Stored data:
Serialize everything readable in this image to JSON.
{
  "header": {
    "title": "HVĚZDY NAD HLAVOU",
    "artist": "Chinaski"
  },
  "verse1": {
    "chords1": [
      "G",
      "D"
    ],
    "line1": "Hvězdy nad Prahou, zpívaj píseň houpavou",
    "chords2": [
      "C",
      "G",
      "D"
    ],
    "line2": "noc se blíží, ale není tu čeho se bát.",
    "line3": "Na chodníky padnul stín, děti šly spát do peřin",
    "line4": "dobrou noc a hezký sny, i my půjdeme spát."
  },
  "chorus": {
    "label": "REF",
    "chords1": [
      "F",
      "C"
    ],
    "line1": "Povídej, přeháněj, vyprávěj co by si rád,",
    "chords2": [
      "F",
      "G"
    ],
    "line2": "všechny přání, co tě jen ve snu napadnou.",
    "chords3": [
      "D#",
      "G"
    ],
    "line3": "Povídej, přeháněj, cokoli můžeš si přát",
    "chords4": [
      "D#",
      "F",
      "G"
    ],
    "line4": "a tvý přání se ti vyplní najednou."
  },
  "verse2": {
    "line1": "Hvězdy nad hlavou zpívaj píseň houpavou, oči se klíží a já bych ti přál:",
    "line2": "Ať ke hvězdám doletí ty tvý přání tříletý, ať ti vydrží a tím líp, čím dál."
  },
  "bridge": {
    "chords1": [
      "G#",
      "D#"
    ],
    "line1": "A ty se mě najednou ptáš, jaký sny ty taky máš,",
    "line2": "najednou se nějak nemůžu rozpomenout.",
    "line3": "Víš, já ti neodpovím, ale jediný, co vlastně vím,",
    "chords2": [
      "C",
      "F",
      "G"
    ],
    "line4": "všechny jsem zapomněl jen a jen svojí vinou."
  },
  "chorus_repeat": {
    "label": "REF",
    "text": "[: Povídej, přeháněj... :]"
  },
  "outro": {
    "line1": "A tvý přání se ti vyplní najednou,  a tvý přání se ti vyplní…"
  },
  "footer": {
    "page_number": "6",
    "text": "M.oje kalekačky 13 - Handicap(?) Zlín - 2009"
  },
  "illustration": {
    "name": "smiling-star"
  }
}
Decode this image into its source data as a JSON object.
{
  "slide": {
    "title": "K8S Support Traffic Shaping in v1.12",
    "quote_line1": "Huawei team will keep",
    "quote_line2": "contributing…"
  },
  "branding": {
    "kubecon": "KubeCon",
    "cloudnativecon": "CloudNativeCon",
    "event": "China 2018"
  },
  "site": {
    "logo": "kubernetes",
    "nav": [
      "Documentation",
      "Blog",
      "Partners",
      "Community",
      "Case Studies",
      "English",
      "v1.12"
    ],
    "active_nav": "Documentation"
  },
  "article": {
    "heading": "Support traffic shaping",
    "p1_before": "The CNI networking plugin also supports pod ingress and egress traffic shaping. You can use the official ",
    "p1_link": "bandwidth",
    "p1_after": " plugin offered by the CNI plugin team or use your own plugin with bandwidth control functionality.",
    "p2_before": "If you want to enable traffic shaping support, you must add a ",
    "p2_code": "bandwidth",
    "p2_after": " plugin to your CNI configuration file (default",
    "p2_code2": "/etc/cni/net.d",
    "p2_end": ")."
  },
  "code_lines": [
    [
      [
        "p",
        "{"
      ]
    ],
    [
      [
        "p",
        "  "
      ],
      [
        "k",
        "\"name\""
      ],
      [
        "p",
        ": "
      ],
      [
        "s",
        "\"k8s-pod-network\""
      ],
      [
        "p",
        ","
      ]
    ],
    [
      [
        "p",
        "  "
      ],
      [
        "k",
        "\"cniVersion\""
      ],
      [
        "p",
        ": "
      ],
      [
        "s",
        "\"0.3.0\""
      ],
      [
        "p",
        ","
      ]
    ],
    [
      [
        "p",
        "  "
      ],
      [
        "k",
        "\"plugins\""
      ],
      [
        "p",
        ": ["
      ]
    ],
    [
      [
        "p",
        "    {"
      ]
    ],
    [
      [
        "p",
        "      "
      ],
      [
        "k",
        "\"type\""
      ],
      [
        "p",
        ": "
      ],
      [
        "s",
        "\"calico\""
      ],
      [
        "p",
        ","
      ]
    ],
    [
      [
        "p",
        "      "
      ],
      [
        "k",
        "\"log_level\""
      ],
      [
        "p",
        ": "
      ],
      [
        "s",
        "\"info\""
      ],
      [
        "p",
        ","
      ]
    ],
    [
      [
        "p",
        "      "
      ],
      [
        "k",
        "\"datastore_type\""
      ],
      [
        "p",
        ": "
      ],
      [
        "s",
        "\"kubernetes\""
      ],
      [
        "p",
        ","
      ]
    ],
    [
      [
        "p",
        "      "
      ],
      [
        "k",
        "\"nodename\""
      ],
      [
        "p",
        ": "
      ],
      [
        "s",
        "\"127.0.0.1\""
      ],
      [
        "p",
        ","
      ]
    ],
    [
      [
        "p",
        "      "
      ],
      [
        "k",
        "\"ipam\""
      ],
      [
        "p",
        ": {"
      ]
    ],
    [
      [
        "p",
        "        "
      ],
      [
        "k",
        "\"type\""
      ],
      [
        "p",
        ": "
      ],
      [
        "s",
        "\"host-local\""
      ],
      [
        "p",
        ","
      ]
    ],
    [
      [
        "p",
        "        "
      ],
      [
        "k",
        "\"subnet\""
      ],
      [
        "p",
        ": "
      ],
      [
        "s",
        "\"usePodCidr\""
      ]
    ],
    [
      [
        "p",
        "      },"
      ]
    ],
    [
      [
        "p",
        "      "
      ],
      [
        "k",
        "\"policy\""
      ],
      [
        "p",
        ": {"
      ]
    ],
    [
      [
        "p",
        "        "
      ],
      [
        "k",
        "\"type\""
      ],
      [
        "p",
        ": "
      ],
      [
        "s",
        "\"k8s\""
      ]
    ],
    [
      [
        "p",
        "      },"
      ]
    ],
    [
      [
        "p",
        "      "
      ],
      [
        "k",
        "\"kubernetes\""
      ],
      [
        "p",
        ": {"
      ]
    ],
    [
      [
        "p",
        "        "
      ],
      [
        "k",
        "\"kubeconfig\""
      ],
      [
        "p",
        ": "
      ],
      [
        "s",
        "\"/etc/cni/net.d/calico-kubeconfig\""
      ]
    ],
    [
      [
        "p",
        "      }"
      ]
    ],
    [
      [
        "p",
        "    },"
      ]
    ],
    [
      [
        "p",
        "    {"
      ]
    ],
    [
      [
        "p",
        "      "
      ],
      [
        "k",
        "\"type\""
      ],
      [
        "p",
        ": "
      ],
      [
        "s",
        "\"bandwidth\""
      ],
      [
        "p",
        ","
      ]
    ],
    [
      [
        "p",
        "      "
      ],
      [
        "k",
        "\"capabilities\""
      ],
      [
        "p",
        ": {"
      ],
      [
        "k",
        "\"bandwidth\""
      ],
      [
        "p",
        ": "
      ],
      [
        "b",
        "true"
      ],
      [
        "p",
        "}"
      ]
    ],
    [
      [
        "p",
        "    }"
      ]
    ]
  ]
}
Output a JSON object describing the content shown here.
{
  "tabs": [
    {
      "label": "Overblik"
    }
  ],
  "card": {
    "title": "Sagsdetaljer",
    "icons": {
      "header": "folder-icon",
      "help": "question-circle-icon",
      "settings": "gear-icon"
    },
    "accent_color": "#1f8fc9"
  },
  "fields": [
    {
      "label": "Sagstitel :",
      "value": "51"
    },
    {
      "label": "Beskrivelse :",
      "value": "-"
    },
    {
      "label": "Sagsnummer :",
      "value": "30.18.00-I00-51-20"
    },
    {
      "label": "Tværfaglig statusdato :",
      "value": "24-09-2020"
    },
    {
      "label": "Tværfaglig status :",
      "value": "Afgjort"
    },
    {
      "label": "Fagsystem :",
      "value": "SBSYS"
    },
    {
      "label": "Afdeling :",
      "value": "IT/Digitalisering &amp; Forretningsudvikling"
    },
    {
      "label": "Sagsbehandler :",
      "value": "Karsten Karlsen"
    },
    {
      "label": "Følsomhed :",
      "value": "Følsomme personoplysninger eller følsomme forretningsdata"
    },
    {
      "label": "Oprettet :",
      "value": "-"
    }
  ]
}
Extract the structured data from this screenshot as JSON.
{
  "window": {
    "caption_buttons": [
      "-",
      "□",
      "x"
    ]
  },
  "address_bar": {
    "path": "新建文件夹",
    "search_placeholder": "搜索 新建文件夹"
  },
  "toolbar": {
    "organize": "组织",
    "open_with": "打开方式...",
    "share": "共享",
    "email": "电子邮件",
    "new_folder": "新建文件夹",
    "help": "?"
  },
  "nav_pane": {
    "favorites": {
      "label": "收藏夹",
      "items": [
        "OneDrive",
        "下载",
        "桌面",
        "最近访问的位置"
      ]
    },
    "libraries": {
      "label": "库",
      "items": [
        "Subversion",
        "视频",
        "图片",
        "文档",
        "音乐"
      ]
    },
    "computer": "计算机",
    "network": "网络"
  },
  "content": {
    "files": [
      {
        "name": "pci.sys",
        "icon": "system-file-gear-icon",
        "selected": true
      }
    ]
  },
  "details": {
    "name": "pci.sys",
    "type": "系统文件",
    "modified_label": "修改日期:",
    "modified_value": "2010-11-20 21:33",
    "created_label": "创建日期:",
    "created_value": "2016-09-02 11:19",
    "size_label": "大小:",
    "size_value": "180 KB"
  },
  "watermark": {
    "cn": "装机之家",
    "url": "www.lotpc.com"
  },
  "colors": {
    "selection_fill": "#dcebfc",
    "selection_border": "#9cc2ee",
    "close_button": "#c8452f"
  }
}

» **Brief**
Select every line of the material above holding the word "content" and copy it.

» **Correct response**
Output a JSON object describing the content shown here.
  "content": {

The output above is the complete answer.